#### The request:
Show all lines from the data that include the word "Saved".
§ §
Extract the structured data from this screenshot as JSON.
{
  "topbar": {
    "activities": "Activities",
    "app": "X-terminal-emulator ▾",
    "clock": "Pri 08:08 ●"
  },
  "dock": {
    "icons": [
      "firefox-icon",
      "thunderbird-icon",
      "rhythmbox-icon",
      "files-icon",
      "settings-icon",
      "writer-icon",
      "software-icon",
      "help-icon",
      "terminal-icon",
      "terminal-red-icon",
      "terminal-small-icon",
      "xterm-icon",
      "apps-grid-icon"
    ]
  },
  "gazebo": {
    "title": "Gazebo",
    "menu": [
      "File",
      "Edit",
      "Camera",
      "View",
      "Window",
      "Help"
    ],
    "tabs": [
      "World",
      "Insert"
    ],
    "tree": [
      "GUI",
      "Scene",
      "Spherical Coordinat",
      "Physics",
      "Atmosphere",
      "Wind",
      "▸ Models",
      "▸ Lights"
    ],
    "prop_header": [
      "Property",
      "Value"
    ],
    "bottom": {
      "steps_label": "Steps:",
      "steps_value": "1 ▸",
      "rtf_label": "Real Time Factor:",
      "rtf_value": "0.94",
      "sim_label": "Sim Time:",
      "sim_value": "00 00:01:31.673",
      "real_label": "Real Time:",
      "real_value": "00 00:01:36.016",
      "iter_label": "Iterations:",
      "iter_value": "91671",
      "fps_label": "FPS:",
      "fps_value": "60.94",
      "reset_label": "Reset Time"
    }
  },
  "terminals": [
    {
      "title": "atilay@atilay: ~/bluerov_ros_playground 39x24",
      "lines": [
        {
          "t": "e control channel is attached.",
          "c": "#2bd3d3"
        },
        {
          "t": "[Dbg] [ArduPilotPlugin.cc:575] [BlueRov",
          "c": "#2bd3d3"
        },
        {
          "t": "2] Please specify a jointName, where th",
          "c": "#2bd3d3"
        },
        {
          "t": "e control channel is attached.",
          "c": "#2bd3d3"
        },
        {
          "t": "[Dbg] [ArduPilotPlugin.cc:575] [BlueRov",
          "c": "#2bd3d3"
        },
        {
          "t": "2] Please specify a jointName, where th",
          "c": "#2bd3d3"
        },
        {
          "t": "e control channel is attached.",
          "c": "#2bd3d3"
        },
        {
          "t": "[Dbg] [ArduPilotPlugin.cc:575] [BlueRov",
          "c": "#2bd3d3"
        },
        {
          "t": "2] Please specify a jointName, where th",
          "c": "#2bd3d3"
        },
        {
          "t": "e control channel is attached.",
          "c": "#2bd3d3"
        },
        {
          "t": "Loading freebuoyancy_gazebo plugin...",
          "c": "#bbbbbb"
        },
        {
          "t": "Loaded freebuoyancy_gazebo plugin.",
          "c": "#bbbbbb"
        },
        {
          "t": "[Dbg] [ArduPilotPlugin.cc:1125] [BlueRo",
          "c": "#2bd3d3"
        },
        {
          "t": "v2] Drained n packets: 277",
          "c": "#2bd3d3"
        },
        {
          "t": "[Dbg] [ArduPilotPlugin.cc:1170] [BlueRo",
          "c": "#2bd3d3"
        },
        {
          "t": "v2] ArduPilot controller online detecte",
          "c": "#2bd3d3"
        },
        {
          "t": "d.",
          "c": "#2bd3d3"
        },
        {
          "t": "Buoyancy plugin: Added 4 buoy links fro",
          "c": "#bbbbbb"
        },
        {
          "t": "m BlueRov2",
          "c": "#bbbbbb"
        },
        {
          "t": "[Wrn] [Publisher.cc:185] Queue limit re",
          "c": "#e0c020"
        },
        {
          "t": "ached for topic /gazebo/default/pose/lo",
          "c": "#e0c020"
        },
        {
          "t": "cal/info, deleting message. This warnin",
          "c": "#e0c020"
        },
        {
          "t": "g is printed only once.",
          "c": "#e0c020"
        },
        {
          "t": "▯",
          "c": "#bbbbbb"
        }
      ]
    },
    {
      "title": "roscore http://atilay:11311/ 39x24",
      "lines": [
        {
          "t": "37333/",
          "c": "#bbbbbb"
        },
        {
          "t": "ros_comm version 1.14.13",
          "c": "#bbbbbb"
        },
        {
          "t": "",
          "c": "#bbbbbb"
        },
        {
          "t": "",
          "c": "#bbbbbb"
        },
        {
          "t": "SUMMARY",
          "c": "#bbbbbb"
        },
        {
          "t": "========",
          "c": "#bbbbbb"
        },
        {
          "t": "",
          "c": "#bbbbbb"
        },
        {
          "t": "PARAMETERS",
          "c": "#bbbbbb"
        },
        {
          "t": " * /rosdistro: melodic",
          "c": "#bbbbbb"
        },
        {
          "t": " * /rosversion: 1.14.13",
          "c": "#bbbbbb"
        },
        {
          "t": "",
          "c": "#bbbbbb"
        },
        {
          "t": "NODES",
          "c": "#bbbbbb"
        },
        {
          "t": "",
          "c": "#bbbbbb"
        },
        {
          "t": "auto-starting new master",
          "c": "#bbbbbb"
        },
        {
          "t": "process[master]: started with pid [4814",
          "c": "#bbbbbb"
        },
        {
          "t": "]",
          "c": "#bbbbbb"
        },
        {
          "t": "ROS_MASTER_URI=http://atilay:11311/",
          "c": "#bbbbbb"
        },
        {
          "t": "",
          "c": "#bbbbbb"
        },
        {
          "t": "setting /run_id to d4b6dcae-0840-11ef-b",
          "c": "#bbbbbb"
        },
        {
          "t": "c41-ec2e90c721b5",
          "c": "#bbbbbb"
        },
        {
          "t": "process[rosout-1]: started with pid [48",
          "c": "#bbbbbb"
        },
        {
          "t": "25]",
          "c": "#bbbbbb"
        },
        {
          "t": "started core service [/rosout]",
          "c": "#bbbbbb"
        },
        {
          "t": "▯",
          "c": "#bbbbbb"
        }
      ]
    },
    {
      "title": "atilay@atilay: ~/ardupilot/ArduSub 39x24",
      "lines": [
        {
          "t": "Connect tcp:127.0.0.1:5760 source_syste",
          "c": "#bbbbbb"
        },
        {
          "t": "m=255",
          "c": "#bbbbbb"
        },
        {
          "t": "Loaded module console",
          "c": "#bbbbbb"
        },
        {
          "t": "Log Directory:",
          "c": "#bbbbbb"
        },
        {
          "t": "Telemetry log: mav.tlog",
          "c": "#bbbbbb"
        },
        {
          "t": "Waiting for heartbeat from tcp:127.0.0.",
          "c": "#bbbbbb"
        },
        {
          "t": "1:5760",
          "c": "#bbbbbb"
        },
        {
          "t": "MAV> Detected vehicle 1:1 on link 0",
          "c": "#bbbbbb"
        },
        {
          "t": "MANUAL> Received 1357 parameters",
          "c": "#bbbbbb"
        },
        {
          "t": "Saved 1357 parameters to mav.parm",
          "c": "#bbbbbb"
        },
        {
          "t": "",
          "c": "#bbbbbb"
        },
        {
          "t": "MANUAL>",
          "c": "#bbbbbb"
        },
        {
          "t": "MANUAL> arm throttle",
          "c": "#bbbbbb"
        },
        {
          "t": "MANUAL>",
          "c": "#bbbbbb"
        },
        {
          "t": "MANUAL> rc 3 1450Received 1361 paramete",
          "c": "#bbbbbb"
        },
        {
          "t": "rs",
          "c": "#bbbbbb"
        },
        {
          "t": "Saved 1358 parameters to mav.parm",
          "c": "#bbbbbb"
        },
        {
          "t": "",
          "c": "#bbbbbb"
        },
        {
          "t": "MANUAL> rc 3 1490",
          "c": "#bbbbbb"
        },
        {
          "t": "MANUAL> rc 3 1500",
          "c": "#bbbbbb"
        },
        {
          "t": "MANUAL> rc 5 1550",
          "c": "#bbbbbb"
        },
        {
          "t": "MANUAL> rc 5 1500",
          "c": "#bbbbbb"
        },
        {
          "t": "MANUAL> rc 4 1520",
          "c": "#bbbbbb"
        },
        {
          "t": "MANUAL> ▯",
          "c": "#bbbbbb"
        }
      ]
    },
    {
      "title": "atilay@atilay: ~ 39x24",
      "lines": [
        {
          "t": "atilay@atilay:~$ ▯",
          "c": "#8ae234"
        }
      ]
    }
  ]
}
§ §
#### Output of the task:
          "t": "Saved 1357 parameters to mav.parm",
          "t": "Saved 1358 parameters to mav.parm",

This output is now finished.